◆ Material for this exercise
# # # # # # #

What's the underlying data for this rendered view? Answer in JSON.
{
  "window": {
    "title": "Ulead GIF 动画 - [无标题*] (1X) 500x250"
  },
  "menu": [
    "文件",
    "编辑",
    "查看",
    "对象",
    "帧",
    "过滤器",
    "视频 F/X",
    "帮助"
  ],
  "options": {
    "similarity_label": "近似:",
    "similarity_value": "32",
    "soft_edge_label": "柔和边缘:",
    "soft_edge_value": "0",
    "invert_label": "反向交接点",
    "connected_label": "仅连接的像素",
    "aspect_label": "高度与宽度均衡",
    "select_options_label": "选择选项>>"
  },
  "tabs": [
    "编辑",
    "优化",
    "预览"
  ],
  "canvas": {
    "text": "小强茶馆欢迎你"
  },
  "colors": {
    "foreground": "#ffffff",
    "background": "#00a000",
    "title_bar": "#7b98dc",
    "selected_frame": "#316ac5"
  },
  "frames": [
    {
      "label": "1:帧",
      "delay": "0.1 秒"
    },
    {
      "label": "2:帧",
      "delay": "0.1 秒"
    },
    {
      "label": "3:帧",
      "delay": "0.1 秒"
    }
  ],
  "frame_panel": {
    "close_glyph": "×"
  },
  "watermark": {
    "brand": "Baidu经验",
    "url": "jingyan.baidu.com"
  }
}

# # # # # # #

◆ What is required
Extract, word for word, each line of the listing above.

◆ Solution to the problem
What's the underlying data for this rendered view? Answer in JSON.
{
  "window": {
    "title": "Ulead GIF 动画 - [无标题*] (1X) 500x250"
  },
  "menu": [
    "文件",
    "编辑",
    "查看",
    "对象",
    "帧",
    "过滤器",
    "视频 F/X",
    "帮助"
  ],
  "options": {
    "similarity_label": "近似:",
    "similarity_value": "32",
    "soft_edge_label": "柔和边缘:",
    "soft_edge_value": "0",
    "invert_label": "反向交接点",
    "connected_label": "仅连接的像素",
    "aspect_label": "高度与宽度均衡",
    "select_options_label": "选择选项>>"
  },
  "tabs": [
    "编辑",
    "优化",
    "预览"
  ],
  "canvas": {
    "text": "小强茶馆欢迎你"
  },
  "colors": {
    "foreground": "#ffffff",
    "background": "#00a000",
    "title_bar": "#7b98dc",
    "selected_frame": "#316ac5"
  },
  "frames": [
    {
      "label": "1:帧",
      "delay": "0.1 秒"
    },
    {
      "label": "2:帧",
      "delay": "0.1 秒"
    },
    {
      "label": "3:帧",
      "delay": "0.1 秒"
    }
  ],
  "frame_panel": {
    "close_glyph": "×"
  },
  "watermark": {
    "brand": "Baidu经验",
    "url": "jingyan.baidu.com"
  }
}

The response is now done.